Each entry below is to be printed verbatim.

[Source records]
## Start

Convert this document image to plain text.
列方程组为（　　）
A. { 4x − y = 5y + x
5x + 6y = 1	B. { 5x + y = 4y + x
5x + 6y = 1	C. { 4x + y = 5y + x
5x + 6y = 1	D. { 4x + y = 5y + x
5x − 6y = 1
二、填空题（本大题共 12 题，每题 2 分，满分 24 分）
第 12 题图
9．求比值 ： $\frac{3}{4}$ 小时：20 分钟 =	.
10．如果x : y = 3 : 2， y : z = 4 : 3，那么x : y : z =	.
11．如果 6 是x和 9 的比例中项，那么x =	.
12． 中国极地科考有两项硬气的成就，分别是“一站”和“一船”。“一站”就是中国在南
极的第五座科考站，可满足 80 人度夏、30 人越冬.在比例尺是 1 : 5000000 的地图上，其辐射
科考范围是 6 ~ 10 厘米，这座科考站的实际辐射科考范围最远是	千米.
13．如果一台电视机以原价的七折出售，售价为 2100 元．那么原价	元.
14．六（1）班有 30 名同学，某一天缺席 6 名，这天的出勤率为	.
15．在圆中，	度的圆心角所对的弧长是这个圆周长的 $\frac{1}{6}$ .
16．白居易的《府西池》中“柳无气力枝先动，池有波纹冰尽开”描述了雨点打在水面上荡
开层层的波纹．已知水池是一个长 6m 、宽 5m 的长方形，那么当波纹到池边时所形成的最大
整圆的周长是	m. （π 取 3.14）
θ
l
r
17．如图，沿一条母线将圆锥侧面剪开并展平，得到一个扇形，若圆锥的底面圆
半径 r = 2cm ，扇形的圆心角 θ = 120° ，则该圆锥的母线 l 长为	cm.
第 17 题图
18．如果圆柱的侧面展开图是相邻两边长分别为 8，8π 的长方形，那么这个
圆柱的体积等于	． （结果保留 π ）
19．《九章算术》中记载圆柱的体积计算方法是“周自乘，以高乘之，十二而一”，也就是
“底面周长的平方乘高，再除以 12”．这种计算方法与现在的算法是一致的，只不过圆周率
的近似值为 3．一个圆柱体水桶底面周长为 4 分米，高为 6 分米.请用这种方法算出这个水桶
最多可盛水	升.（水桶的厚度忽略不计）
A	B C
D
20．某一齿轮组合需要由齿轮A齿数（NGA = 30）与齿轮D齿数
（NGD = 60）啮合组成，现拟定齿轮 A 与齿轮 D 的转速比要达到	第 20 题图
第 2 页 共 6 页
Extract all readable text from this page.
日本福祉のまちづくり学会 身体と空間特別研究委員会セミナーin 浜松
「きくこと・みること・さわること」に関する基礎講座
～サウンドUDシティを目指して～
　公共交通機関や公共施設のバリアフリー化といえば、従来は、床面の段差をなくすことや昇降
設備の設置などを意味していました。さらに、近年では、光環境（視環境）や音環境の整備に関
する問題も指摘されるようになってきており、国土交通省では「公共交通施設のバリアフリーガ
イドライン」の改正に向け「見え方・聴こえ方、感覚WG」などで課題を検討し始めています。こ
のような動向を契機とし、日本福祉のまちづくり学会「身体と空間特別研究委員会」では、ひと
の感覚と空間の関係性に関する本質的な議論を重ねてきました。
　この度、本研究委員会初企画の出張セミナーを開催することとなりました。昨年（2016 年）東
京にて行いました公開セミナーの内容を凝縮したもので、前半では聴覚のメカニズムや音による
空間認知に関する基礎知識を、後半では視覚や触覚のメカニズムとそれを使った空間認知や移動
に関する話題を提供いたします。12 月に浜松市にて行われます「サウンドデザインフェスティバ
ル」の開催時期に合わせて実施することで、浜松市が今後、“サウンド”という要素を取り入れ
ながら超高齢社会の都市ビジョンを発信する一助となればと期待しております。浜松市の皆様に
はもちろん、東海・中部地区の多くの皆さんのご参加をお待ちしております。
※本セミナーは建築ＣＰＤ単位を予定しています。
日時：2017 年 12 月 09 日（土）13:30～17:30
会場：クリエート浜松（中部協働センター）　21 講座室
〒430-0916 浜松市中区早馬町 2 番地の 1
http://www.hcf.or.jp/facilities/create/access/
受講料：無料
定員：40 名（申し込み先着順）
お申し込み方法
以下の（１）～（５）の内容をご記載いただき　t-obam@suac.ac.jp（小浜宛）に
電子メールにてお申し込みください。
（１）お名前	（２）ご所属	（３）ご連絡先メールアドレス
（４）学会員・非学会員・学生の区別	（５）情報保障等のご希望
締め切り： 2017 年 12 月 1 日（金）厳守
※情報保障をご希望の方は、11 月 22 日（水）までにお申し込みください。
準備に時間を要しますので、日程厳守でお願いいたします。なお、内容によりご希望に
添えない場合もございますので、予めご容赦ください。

## End

» EXERCISE OUTPUT:
Convert this document image to plain text.
列方程组为（　　）
A. { 4x − y = 5y + x
5x + 6y = 1	B. { 5x + y = 4y + x
5x + 6y = 1	C. { 4x + y = 5y + x
5x + 6y = 1	D. { 4x + y = 5y + x
5x − 6y = 1
二、填空题（本大题共 12 题，每题 2 分，满分 24 分）
第 12 题图
9．求比值 ： $\frac{3}{4}$ 小时：20 分钟 =	.
10．如果x : y = 3 : 2， y : z = 4 : 3，那么x : y : z =	.
11．如果 6 是x和 9 的比例中项，那么x =	.
12． 中国极地科考有两项硬气的成就，分别是“一站”和“一船”。“一站”就是中国在南
极的第五座科考站，可满足 80 人度夏、30 人越冬.在比例尺是 1 : 5000000 的地图上，其辐射
科考范围是 6 ~ 10 厘米，这座科考站的实际辐射科考范围最远是	千米.
13．如果一台电视机以原价的七折出售，售价为 2100 元．那么原价	元.
14．六（1）班有 30 名同学，某一天缺席 6 名，这天的出勤率为	.
15．在圆中，	度的圆心角所对的弧长是这个圆周长的 $\frac{1}{6}$ .
16．白居易的《府西池》中“柳无气力枝先动，池有波纹冰尽开”描述了雨点打在水面上荡
开层层的波纹．已知水池是一个长 6m 、宽 5m 的长方形，那么当波纹到池边时所形成的最大
整圆的周长是	m. （π 取 3.14）
θ
l
r
17．如图，沿一条母线将圆锥侧面剪开并展平，得到一个扇形，若圆锥的底面圆
半径 r = 2cm ，扇形的圆心角 θ = 120° ，则该圆锥的母线 l 长为	cm.
第 17 题图
18．如果圆柱的侧面展开图是相邻两边长分别为 8，8π 的长方形，那么这个
圆柱的体积等于	． （结果保留 π ）
19．《九章算术》中记载圆柱的体积计算方法是“周自乘，以高乘之，十二而一”，也就是
“底面周长的平方乘高，再除以 12”．这种计算方法与现在的算法是一致的，只不过圆周率
的近似值为 3．一个圆柱体水桶底面周长为 4 分米，高为 6 分米.请用这种方法算出这个水桶
最多可盛水	升.（水桶的厚度忽略不计）
A	B C
D
20．某一齿轮组合需要由齿轮A齿数（NGA = 30）与齿轮D齿数
（NGD = 60）啮合组成，现拟定齿轮 A 与齿轮 D 的转速比要达到	第 20 题图
第 2 页 共 6 页
Extract all readable text from this page.
日本福祉のまちづくり学会 身体と空間特別研究委員会セミナーin 浜松
「きくこと・みること・さわること」に関する基礎講座
～サウンドUDシティを目指して～
　公共交通機関や公共施設のバリアフリー化といえば、従来は、床面の段差をなくすことや昇降
設備の設置などを意味していました。さらに、近年では、光環境（視環境）や音環境の整備に関
する問題も指摘されるようになってきており、国土交通省では「公共交通施設のバリアフリーガ
イドライン」の改正に向け「見え方・聴こえ方、感覚WG」などで課題を検討し始めています。こ
のような動向を契機とし、日本福祉のまちづくり学会「身体と空間特別研究委員会」では、ひと
の感覚と空間の関係性に関する本質的な議論を重ねてきました。
　この度、本研究委員会初企画の出張セミナーを開催することとなりました。昨年（2016 年）東
京にて行いました公開セミナーの内容を凝縮したもので、前半では聴覚のメカニズムや音による
空間認知に関する基礎知識を、後半では視覚や触覚のメカニズムとそれを使った空間認知や移動
に関する話題を提供いたします。12 月に浜松市にて行われます「サウンドデザインフェスティバ
ル」の開催時期に合わせて実施することで、浜松市が今後、“サウンド”という要素を取り入れ
ながら超高齢社会の都市ビジョンを発信する一助となればと期待しております。浜松市の皆様に
はもちろん、東海・中部地区の多くの皆さんのご参加をお待ちしております。
※本セミナーは建築ＣＰＤ単位を予定しています。
日時：2017 年 12 月 09 日（土）13:30～17:30
会場：クリエート浜松（中部協働センター）　21 講座室
〒430-0916 浜松市中区早馬町 2 番地の 1
http://www.hcf.or.jp/facilities/create/access/
受講料：無料
定員：40 名（申し込み先着順）
お申し込み方法
以下の（１）～（５）の内容をご記載いただき　t-obam@suac.ac.jp（小浜宛）に
電子メールにてお申し込みください。
（１）お名前	（２）ご所属	（３）ご連絡先メールアドレス
（４）学会員・非学会員・学生の区別	（５）情報保障等のご希望
締め切り： 2017 年 12 月 1 日（金）厳守
※情報保障をご希望の方は、11 月 22 日（水）までにお申し込みください。
準備に時間を要しますので、日程厳守でお願いいたします。なお、内容によりご希望に
添えない場合もございますので、予めご容赦ください。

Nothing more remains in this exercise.